THE REQUEST:
Below are some entries; can you quote all of them exactly?

★ ★ ★ ★ ★ ★ ★

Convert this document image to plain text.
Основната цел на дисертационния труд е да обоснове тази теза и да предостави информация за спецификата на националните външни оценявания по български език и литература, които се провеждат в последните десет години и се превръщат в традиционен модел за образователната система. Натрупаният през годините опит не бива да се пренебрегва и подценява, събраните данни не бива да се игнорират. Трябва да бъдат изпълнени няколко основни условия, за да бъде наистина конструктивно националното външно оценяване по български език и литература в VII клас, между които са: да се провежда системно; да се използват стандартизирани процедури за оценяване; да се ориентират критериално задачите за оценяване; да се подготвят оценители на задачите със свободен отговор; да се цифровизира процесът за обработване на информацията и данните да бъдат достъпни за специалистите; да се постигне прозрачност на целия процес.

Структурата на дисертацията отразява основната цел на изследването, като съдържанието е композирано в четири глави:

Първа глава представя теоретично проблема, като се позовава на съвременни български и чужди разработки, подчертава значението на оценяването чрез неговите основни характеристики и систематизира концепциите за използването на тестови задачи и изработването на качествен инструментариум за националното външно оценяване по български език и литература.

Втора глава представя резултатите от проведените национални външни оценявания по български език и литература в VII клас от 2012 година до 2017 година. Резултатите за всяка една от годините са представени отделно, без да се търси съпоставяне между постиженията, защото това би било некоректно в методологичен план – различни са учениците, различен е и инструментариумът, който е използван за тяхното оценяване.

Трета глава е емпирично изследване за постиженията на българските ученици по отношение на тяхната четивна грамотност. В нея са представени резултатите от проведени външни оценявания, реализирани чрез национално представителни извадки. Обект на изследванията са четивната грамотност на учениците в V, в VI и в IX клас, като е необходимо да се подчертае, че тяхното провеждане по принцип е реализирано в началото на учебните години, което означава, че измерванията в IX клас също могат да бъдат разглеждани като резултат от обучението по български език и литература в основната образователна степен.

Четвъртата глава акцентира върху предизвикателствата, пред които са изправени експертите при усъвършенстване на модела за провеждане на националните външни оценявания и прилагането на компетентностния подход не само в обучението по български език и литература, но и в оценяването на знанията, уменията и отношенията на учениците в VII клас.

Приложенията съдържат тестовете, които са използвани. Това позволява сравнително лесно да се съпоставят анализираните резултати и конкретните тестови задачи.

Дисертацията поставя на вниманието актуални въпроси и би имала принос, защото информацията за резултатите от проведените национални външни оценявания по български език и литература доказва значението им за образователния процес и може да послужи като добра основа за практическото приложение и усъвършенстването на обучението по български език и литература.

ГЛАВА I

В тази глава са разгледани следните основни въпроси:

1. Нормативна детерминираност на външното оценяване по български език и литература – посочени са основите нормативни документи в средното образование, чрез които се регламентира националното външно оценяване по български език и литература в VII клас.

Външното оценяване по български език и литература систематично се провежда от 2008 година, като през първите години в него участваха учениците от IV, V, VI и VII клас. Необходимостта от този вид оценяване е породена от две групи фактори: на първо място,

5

★ ★ ★ ★ ★ ★ ★

EXERCISE OUTPUT:
Convert this document image to plain text.
Основната цел на дисертационния труд е да обоснове тази теза и да предостави информация за спецификата на националните външни оценявания по български език и литература, които се провеждат в последните десет години и се превръщат в традиционен модел за образователната система. Натрупаният през годините опит не бива да се пренебрегва и подценява, събраните данни не бива да се игнорират. Трябва да бъдат изпълнени няколко основни условия, за да бъде наистина конструктивно националното външно оценяване по български език и литература в VII клас, между които са: да се провежда системно; да се използват стандартизирани процедури за оценяване; да се ориентират критериално задачите за оценяване; да се подготвят оценители на задачите със свободен отговор; да се цифровизира процесът за обработване на информацията и данните да бъдат достъпни за специалистите; да се постигне прозрачност на целия процес.

Структурата на дисертацията отразява основната цел на изследването, като съдържанието е композирано в четири глави:

Първа глава представя теоретично проблема, като се позовава на съвременни български и чужди разработки, подчертава значението на оценяването чрез неговите основни характеристики и систематизира концепциите за използването на тестови задачи и изработването на качествен инструментариум за националното външно оценяване по български език и литература.

Втора глава представя резултатите от проведените национални външни оценявания по български език и литература в VII клас от 2012 година до 2017 година. Резултатите за всяка една от годините са представени отделно, без да се търси съпоставяне между постиженията, защото това би било некоректно в методологичен план – различни са учениците, различен е и инструментариумът, който е използван за тяхното оценяване.

Трета глава е емпирично изследване за постиженията на българските ученици по отношение на тяхната четивна грамотност. В нея са представени резултатите от проведени външни оценявания, реализирани чрез национално представителни извадки. Обект на изследванията са четивната грамотност на учениците в V, в VI и в IX клас, като е необходимо да се подчертае, че тяхното провеждане по принцип е реализирано в началото на учебните години, което означава, че измерванията в IX клас също могат да бъдат разглеждани като резултат от обучението по български език и литература в основната образователна степен.

Четвъртата глава акцентира върху предизвикателствата, пред които са изправени експертите при усъвършенстване на модела за провеждане на националните външни оценявания и прилагането на компетентностния подход не само в обучението по български език и литература, но и в оценяването на знанията, уменията и отношенията на учениците в VII клас.

Приложенията съдържат тестовете, които са използвани. Това позволява сравнително лесно да се съпоставят анализираните резултати и конкретните тестови задачи.

Дисертацията поставя на вниманието актуални въпроси и би имала принос, защото информацията за резултатите от проведените национални външни оценявания по български език и литература доказва значението им за образователния процес и може да послужи като добра основа за практическото приложение и усъвършенстването на обучението по български език и литература.

ГЛАВА I

В тази глава са разгледани следните основни въпроси:

1. Нормативна детерминираност на външното оценяване по български език и литература – посочени са основите нормативни документи в средното образование, чрез които се регламентира националното външно оценяване по български език и литература в VII клас.

Външното оценяване по български език и литература систематично се провежда от 2008 година, като през първите години в него участваха учениците от IV, V, VI и VII клас. Необходимостта от този вид оценяване е породена от две групи фактори: на първо място,

5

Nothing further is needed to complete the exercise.